Direction: Go through the entries below and pick out every line with "menu".

^^^^^^^^

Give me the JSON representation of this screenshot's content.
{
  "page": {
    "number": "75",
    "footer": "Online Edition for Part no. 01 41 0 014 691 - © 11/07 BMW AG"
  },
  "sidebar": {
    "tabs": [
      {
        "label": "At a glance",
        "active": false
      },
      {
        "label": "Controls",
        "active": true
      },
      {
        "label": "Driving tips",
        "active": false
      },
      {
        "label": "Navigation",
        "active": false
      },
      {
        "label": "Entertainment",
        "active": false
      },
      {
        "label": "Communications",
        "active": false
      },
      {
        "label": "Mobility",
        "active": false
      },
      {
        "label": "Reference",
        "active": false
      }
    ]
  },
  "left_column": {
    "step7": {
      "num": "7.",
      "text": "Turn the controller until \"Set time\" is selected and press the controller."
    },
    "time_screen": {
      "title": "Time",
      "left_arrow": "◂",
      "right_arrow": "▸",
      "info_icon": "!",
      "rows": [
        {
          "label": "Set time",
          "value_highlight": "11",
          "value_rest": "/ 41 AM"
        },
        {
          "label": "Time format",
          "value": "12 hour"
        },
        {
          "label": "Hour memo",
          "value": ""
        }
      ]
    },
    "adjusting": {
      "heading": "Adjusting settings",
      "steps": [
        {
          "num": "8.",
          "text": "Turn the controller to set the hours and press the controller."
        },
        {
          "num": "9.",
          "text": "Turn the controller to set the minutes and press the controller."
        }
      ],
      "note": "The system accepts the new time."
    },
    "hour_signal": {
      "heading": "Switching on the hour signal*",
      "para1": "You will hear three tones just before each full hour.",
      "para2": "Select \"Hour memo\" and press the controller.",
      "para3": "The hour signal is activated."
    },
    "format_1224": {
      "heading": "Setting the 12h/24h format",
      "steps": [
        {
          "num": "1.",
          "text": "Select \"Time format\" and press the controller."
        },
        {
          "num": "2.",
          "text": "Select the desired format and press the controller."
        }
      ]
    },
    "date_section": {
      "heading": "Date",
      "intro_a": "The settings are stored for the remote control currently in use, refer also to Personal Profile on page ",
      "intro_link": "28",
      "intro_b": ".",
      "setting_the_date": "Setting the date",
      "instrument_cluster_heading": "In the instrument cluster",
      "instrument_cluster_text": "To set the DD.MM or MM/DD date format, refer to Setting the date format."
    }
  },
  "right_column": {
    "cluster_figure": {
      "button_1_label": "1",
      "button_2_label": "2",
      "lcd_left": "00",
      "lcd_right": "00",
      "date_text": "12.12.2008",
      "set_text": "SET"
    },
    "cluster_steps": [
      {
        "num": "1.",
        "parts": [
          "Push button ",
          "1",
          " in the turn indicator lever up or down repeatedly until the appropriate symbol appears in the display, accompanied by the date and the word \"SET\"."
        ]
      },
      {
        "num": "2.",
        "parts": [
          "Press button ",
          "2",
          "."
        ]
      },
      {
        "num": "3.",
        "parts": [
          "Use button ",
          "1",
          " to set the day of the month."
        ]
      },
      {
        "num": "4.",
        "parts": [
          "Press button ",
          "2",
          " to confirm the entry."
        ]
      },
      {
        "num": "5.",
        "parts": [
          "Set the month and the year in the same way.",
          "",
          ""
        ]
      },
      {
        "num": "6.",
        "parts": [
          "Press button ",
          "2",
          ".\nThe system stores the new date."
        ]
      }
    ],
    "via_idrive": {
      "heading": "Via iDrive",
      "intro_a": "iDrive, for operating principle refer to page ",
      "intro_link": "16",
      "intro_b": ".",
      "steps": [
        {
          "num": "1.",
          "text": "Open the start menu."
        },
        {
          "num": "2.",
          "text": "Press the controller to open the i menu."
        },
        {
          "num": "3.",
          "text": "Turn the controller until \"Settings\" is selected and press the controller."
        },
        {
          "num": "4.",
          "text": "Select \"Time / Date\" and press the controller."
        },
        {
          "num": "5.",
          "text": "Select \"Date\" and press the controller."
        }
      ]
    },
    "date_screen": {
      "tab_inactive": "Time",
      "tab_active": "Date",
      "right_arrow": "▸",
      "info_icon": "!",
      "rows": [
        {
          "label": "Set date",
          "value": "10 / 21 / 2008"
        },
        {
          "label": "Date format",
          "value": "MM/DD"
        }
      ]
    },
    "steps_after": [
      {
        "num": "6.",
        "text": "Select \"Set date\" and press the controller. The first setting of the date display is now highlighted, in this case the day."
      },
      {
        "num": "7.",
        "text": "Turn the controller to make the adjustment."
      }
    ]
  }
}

^^^^^^^^

Right answer:
          "text": "Open the start menu."
          "text": "Press the controller to open the i menu."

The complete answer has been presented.